## Lectura
__________

Cuando el creyente anda como es digno del Señor, el Espíritu Santo produce en el alma su fruto, que es: “Amor, gozo, paz ... ” (véase Gálatas 5:22). Si anda en camino carnal o mundano, el Espíritu se entristece, y falta ese fruto en mayor o menor proporción.
Expondré tu situación como creyente en la forma siguiente:
La Obra de Cristo y Tu Salvación permanecen juntos o caen juntos.
Tu Modo de Andar y Tu Gozo permanecen juntos o caen juntos.
Si la obra de Cristo se viniera abajo, o cayera en tierra (lo cual es imposible, gracias a Dios), tu salvación caería juntamente con ella. Pero cuando cometes una falta por tu modo de andar (y ve con cuidado, porque esto es muy posible), entonces la alegría te faltará también.
En los Hechos de los Apóstoles se dice que los primeros cristianos andaban “en el temor del Señor, y se acrecentaban fortalecidos por el Espíritu Santo” (Hechos 9:31). Y también que “los discípulos estaban llenos de gozo y del Espíritu Santo” (Hechos 13:52).
Mi gozo espiritual estará en proporción con el carácter espiritual de la conducta que observe después de mi salvación.
¿Ves ahora, en qué consiste tu equivocación? Confundes el gozo de la salvación con la seguridad de la misma, que son dos cosas enteramente diferentes. Cuando, por seguir tu voluntad o por espíritu mundano, o por dejarte llevar de la ira, entristeciste al Espíritu Santo, y por consiguiente perdiste el gozo, creíste haber perdido también tu salvación. Pero no es así. Una vez más te repito:
La seguridad de tu salvación depende de la obra que Cristo hizo PARA ti.
La certeza que puedes tener de tu salvación depende de la Palabra de Dios dicha A ti.
El gozo de la salvación depende de no entristecer al Espíritu Santo que habita EN ti.

__________

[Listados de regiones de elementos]

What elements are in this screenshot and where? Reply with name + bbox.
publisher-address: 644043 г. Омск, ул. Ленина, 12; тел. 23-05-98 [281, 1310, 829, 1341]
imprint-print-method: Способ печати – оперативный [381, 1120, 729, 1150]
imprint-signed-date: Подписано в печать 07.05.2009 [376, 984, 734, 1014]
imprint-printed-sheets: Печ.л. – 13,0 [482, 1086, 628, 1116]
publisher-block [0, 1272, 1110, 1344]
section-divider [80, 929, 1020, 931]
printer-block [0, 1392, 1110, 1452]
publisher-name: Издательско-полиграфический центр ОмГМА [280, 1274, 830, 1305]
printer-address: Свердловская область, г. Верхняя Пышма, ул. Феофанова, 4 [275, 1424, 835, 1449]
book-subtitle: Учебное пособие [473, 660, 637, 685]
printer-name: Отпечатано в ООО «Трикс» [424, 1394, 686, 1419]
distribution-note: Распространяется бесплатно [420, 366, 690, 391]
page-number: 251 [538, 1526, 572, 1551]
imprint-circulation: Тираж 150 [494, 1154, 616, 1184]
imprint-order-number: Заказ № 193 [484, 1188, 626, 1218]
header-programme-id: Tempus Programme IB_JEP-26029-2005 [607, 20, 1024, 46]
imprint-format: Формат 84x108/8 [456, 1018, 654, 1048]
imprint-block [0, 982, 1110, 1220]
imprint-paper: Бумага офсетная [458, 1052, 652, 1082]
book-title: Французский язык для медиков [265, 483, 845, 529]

__________

## Instrucciones
1. Cita textualmente el pasaje de la lectura que empieza en las palabras "Si la obra de" y termina después de "te faltará también.".
2. Resume la lectura en dos oraciones.

## Ejercicios resueltos
1.
Si la obra de Cristo se viniera abajo, o cayera en tierra (lo cual es imposible, gracias a Dios), tu salvación caería juntamente con ella. Pero cuando cometes una falta por tu modo de andar (y ve con cuidado, porque esto es muy posible), entonces la alegría te faltará también.

2. La seguridad de la salvación del creyente depende de la obra que Cristo hizo para él, mientras que su gozo depende de andar de modo digno del Señor sin entristecer al Espíritu Santo que habita en él. Por eso, quien pierde el gozo por una conducta carnal o mundana no pierde también su salvación, pues el gozo de la salvación y la seguridad de la misma son dos cosas enteramente diferentes.